** begin **
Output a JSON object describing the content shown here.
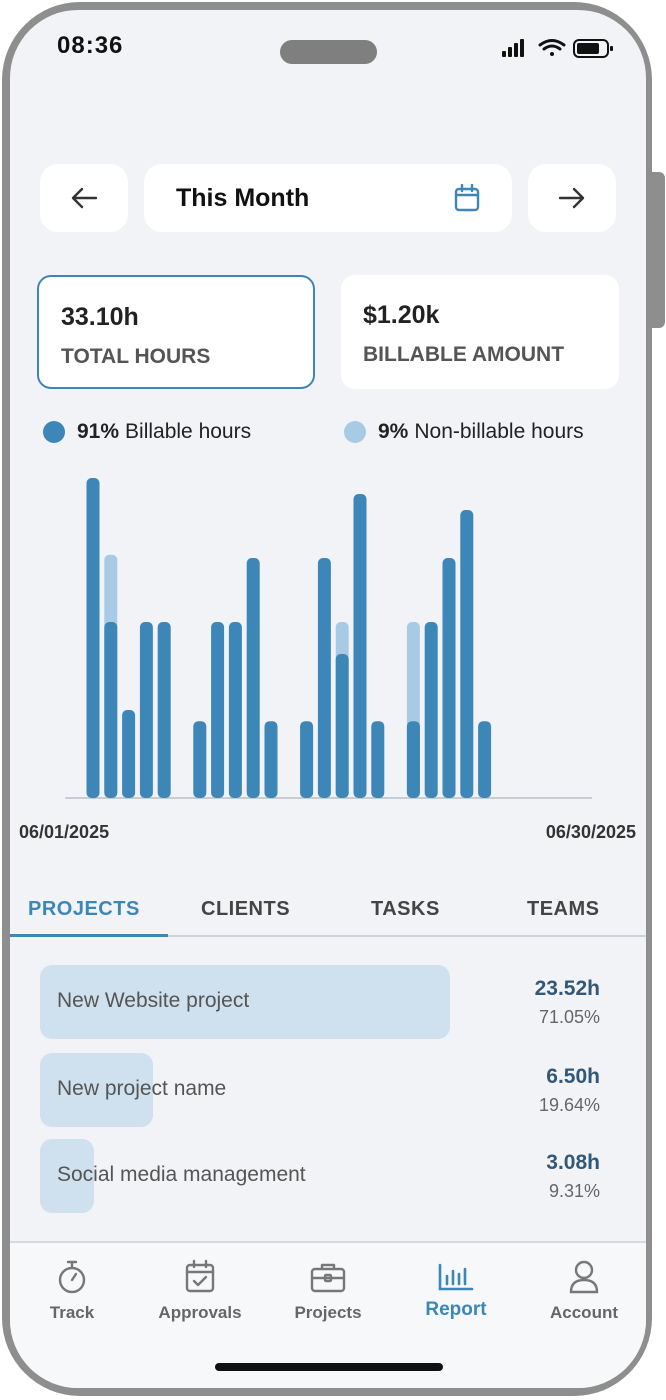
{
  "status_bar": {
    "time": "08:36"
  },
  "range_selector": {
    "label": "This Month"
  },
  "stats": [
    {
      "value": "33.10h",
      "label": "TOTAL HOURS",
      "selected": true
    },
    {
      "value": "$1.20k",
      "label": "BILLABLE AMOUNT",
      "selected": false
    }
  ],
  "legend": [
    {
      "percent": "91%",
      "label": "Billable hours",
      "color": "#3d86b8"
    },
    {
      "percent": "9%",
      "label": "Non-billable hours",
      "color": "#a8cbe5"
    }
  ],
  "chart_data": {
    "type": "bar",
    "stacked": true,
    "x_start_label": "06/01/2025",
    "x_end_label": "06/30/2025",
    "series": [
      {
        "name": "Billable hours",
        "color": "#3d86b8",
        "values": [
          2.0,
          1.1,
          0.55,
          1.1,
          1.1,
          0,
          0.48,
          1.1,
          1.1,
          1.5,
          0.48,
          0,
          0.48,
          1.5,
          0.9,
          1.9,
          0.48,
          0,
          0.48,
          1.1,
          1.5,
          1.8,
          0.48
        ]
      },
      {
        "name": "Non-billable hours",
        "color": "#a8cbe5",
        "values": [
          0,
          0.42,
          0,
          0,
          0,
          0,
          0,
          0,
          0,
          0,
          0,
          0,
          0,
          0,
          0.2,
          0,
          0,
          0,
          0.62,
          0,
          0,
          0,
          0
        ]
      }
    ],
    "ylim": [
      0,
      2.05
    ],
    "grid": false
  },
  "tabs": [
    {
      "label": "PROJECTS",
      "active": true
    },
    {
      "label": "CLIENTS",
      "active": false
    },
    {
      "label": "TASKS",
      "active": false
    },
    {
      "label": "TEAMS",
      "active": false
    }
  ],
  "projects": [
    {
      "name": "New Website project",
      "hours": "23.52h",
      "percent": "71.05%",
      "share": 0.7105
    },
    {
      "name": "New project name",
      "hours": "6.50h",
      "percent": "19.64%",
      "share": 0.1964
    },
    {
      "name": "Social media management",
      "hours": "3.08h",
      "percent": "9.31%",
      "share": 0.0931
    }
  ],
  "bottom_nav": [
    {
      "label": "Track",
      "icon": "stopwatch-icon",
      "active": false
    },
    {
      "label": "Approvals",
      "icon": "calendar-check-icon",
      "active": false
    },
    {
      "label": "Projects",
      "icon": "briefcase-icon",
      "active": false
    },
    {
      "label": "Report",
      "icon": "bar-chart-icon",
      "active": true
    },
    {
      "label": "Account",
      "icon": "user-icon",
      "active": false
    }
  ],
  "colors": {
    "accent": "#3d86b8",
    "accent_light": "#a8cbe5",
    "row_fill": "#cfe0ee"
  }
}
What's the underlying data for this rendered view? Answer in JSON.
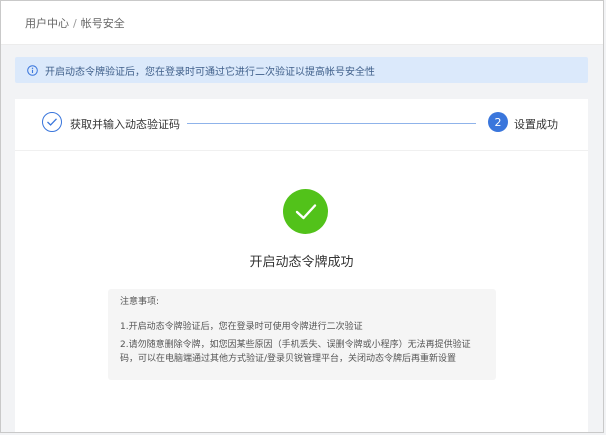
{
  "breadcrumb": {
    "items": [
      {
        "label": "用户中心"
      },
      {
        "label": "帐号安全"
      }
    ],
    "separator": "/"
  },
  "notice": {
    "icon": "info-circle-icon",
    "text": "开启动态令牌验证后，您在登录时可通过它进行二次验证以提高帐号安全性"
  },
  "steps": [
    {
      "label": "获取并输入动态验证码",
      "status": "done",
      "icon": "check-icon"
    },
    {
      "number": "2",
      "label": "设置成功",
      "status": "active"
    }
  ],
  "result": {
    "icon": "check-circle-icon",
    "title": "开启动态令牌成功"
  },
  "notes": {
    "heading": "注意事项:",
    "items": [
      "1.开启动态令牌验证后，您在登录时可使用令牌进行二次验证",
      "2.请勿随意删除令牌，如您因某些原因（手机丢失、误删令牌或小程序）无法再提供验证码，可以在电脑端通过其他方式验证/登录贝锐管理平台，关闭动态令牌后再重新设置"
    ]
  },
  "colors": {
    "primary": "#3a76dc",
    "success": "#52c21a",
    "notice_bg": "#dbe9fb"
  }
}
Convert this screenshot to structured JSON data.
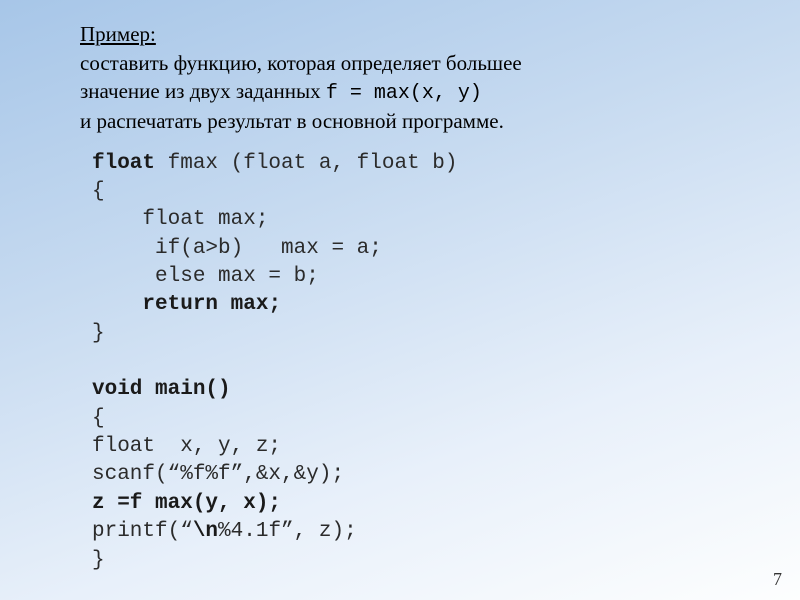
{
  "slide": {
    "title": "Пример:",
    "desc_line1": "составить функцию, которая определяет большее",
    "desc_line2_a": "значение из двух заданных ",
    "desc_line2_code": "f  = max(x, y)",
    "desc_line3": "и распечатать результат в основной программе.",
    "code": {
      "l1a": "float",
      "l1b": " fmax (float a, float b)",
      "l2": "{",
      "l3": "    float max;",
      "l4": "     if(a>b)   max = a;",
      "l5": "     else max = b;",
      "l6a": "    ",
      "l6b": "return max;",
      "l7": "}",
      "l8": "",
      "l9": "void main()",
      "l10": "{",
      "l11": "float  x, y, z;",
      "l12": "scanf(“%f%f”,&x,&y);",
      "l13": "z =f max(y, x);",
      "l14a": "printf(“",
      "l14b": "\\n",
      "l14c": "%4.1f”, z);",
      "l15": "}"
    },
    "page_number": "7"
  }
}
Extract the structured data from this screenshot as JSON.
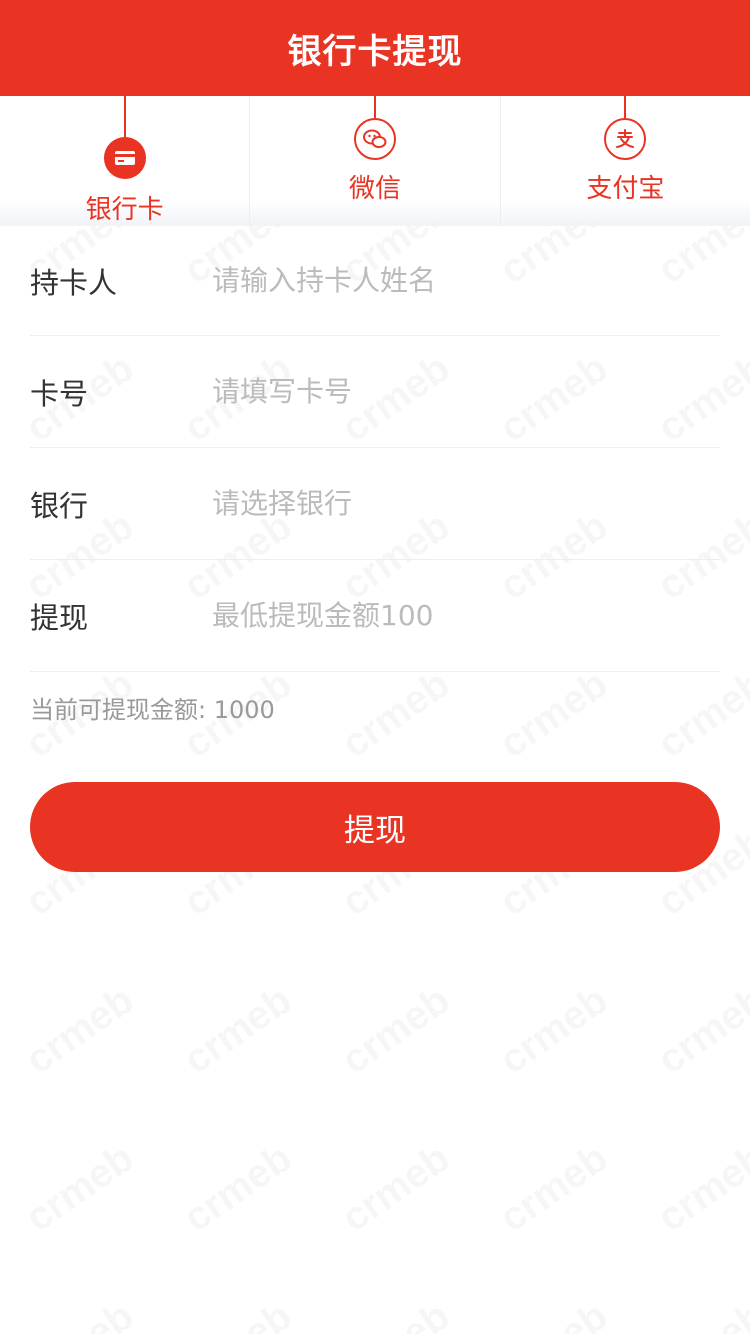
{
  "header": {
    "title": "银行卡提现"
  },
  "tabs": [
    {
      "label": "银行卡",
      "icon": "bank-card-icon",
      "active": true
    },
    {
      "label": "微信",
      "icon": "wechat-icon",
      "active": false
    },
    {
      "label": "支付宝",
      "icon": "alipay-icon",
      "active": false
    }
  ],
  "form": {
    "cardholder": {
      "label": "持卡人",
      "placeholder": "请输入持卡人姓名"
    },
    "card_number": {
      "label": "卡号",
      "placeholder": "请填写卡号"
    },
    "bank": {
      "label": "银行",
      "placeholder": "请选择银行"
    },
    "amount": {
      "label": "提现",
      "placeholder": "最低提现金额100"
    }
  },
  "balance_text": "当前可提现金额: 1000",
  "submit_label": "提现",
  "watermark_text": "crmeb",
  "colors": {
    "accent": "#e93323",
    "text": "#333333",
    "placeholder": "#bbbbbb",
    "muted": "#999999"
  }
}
** end **
» **Set task**: In the entries above, find each line with the word "circle" and show it.

» **Completed exercise**:
    "icon": "info-circle-icon",
    "icon": "check-circle-icon",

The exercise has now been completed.